→ **DATA EXCERPTS**
———

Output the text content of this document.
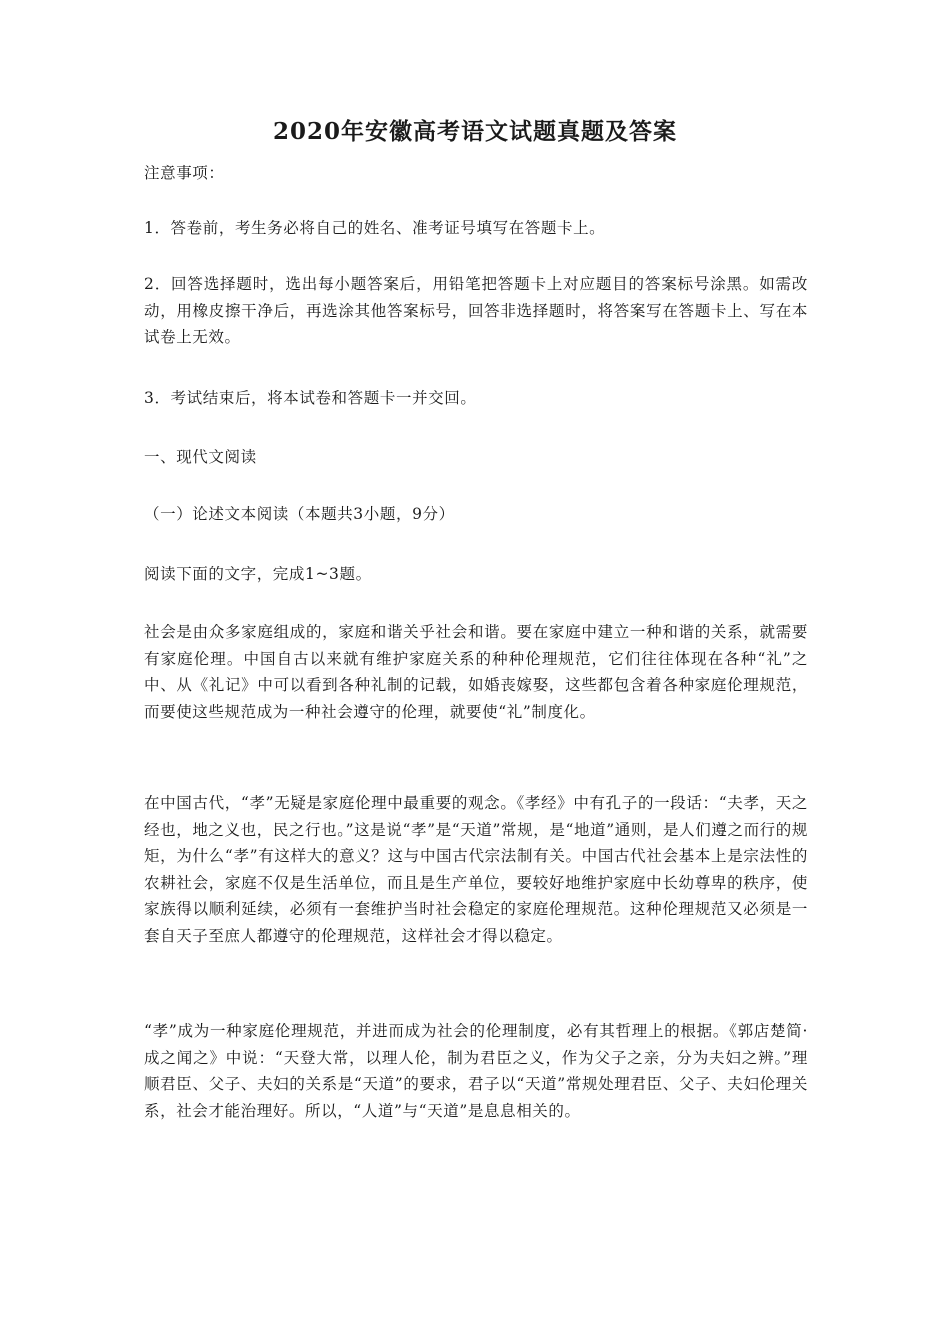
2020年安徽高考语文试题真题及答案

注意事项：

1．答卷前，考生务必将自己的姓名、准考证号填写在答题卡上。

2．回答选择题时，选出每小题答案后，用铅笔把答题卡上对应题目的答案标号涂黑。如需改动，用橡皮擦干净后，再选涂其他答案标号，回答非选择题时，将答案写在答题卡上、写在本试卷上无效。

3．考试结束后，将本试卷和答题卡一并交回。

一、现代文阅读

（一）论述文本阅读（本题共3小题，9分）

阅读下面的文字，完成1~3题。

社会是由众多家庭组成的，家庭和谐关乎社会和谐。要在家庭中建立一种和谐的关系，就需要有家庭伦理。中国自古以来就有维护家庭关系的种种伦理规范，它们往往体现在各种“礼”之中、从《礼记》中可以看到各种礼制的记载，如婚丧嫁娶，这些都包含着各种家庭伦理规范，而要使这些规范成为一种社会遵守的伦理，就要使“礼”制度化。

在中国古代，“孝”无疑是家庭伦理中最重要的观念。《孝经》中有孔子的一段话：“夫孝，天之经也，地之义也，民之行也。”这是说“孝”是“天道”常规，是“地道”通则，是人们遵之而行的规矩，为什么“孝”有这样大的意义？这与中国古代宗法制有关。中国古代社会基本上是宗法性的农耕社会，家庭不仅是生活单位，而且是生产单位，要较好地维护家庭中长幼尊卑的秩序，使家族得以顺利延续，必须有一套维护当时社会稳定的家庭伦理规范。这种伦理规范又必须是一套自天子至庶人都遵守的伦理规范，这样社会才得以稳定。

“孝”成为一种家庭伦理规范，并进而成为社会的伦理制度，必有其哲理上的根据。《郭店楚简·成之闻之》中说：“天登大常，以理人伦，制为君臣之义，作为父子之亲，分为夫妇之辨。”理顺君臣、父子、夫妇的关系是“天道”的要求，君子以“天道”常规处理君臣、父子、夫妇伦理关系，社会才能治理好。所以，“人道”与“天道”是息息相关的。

———

→ **PROBLEM TO SOLVE**
Retype the data above exactly; pictures are not part of the copy.

→ **WRITTEN REPLY**
Output the text content of this document.
2020年安徽高考语文试题真题及答案

注意事项：

1．答卷前，考生务必将自己的姓名、准考证号填写在答题卡上。

2．回答选择题时，选出每小题答案后，用铅笔把答题卡上对应题目的答案标号涂黑。如需改动，用橡皮擦干净后，再选涂其他答案标号，回答非选择题时，将答案写在答题卡上、写在本试卷上无效。

3．考试结束后，将本试卷和答题卡一并交回。

一、现代文阅读

（一）论述文本阅读（本题共3小题，9分）

阅读下面的文字，完成1~3题。

社会是由众多家庭组成的，家庭和谐关乎社会和谐。要在家庭中建立一种和谐的关系，就需要有家庭伦理。中国自古以来就有维护家庭关系的种种伦理规范，它们往往体现在各种“礼”之中、从《礼记》中可以看到各种礼制的记载，如婚丧嫁娶，这些都包含着各种家庭伦理规范，而要使这些规范成为一种社会遵守的伦理，就要使“礼”制度化。

在中国古代，“孝”无疑是家庭伦理中最重要的观念。《孝经》中有孔子的一段话：“夫孝，天之经也，地之义也，民之行也。”这是说“孝”是“天道”常规，是“地道”通则，是人们遵之而行的规矩，为什么“孝”有这样大的意义？这与中国古代宗法制有关。中国古代社会基本上是宗法性的农耕社会，家庭不仅是生活单位，而且是生产单位，要较好地维护家庭中长幼尊卑的秩序，使家族得以顺利延续，必须有一套维护当时社会稳定的家庭伦理规范。这种伦理规范又必须是一套自天子至庶人都遵守的伦理规范，这样社会才得以稳定。

“孝”成为一种家庭伦理规范，并进而成为社会的伦理制度，必有其哲理上的根据。《郭店楚简·成之闻之》中说：“天登大常，以理人伦，制为君臣之义，作为父子之亲，分为夫妇之辨。”理顺君臣、父子、夫妇的关系是“天道”的要求，君子以“天道”常规处理君臣、父子、夫妇伦理关系，社会才能治理好。所以，“人道”与“天道”是息息相关的。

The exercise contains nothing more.